▶ **Work to do**: All entries are to be given again verbatim.

▶ **Entries**:
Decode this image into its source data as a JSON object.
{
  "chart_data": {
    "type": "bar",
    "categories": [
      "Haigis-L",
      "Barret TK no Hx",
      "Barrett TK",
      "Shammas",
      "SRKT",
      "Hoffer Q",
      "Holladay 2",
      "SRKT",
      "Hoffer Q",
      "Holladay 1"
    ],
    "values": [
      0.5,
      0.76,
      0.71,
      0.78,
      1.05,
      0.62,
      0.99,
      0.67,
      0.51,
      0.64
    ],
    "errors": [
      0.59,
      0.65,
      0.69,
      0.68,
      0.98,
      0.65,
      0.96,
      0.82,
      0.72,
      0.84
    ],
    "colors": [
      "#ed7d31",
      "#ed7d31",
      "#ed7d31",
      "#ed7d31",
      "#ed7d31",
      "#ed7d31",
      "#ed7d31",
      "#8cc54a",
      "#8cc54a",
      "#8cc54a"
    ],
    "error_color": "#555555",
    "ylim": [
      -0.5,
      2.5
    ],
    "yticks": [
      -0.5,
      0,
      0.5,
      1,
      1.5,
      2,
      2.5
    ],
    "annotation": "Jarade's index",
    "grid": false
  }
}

▶ **Answer to this exercise**:
Decode this image into its source data as a JSON object.
{
  "chart_data": {
    "type": "bar",
    "categories": [
      "Haigis-L",
      "Barret TK no Hx",
      "Barrett TK",
      "Shammas",
      "SRKT",
      "Hoffer Q",
      "Holladay 2",
      "SRKT",
      "Hoffer Q",
      "Holladay 1"
    ],
    "values": [
      0.5,
      0.76,
      0.71,
      0.78,
      1.05,
      0.62,
      0.99,
      0.67,
      0.51,
      0.64
    ],
    "errors": [
      0.59,
      0.65,
      0.69,
      0.68,
      0.98,
      0.65,
      0.96,
      0.82,
      0.72,
      0.84
    ],
    "colors": [
      "#ed7d31",
      "#ed7d31",
      "#ed7d31",
      "#ed7d31",
      "#ed7d31",
      "#ed7d31",
      "#ed7d31",
      "#8cc54a",
      "#8cc54a",
      "#8cc54a"
    ],
    "error_color": "#555555",
    "ylim": [
      -0.5,
      2.5
    ],
    "yticks": [
      -0.5,
      0,
      0.5,
      1,
      1.5,
      2,
      2.5
    ],
    "annotation": "Jarade's index",
    "grid": false
  }
}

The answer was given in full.